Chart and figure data

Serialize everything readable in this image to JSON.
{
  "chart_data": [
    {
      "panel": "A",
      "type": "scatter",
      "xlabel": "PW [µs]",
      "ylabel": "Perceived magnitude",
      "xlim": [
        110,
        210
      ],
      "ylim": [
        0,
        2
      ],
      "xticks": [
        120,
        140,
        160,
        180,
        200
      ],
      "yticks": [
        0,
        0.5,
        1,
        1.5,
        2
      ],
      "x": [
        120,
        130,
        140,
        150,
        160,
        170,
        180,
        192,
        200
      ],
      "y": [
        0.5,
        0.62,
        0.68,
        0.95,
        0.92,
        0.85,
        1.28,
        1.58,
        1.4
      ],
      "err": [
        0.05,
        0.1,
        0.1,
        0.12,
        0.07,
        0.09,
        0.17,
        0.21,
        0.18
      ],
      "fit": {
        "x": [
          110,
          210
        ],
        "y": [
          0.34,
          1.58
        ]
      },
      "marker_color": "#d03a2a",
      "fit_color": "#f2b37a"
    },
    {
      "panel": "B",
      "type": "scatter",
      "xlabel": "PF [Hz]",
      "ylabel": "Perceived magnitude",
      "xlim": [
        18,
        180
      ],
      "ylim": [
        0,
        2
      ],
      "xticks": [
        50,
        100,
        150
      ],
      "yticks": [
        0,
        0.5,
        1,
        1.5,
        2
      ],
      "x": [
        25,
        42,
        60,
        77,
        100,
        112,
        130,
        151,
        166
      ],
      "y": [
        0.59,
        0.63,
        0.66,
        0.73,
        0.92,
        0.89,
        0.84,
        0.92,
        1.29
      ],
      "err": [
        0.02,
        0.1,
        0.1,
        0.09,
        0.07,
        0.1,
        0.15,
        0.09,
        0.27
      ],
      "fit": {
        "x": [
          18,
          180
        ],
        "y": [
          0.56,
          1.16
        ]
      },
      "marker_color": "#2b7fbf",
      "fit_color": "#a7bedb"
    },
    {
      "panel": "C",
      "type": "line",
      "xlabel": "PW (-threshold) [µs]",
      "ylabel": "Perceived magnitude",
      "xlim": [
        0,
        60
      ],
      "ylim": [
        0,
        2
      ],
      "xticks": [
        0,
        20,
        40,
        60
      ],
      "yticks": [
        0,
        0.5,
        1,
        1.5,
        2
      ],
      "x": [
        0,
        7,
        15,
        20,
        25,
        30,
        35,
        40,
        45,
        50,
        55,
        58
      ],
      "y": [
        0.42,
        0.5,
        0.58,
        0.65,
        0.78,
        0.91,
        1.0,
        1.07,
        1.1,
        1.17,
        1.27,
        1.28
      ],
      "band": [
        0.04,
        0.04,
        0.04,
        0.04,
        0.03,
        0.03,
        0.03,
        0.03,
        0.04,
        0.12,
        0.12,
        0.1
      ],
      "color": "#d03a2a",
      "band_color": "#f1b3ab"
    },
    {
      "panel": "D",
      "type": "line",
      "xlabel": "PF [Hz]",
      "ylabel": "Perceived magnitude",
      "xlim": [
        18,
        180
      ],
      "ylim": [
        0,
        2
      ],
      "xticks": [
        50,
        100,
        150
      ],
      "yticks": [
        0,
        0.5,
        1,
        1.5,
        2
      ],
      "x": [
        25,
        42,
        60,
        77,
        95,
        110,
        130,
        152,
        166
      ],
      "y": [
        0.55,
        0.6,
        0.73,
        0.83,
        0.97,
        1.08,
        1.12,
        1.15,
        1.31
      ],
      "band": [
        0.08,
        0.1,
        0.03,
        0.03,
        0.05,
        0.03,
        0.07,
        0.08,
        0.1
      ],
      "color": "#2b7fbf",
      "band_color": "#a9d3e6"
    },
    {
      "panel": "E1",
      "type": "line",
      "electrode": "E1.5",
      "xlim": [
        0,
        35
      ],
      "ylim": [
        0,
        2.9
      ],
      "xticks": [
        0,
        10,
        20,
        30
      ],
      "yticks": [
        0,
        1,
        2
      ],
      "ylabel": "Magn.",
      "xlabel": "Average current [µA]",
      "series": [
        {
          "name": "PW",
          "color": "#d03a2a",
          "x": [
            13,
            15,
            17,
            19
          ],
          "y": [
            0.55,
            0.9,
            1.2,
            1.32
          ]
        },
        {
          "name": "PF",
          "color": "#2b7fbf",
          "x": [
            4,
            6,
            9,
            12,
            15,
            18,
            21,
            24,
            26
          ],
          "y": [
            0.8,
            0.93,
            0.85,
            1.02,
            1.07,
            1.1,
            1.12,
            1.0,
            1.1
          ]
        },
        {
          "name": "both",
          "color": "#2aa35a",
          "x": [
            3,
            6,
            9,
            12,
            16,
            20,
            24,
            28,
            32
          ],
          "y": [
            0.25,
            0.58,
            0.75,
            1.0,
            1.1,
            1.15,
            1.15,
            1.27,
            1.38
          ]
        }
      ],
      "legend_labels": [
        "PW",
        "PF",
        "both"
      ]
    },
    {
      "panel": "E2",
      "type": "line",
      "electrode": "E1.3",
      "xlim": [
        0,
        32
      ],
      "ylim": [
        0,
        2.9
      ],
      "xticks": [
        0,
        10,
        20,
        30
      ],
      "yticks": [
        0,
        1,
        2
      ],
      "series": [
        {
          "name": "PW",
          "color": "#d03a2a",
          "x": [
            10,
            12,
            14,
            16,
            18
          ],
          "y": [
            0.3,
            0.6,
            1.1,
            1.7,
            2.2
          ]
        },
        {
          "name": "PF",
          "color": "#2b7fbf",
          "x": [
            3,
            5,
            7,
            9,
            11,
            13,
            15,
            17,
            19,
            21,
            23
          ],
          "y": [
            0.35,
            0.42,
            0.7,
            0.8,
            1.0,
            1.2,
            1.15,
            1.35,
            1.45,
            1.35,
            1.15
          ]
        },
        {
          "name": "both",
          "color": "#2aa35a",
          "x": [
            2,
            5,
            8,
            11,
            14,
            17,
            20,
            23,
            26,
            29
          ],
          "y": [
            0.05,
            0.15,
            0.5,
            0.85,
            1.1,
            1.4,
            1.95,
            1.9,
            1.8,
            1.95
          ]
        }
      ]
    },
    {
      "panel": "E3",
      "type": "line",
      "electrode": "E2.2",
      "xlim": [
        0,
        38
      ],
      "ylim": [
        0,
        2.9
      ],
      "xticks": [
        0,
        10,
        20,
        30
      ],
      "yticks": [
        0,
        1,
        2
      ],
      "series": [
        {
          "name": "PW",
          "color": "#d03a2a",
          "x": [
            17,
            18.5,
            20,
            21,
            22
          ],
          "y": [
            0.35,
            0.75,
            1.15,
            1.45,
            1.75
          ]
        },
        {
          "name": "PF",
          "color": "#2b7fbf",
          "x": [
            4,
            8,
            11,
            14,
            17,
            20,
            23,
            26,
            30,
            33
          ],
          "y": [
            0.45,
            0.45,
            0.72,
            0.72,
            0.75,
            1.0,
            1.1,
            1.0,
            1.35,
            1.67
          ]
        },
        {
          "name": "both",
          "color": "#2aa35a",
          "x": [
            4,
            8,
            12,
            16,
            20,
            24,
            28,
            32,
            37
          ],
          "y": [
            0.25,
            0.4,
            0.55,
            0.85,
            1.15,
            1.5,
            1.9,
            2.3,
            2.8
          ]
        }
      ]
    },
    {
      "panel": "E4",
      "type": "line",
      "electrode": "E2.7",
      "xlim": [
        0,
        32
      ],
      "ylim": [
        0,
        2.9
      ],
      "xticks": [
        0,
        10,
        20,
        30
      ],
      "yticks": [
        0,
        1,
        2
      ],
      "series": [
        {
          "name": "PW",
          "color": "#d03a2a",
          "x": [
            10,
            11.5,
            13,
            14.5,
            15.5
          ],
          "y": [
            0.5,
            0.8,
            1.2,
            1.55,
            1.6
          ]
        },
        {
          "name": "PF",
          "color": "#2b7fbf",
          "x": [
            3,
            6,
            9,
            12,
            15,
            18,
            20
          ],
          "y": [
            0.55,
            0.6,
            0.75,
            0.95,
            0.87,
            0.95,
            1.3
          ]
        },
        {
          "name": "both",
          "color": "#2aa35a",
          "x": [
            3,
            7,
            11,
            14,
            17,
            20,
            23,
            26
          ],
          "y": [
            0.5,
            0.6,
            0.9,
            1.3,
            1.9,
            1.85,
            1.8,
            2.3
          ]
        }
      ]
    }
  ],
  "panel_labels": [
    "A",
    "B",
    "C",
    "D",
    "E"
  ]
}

• Required work
Track down every line of the material containing the string "xlabel", and copy it.

• Complete response
      "xlabel": "PW [µs]",
      "xlabel": "PF [Hz]",
      "xlabel": "PW (-threshold) [µs]",
      "xlabel": "PF [Hz]",
      "xlabel": "Average current [µA]",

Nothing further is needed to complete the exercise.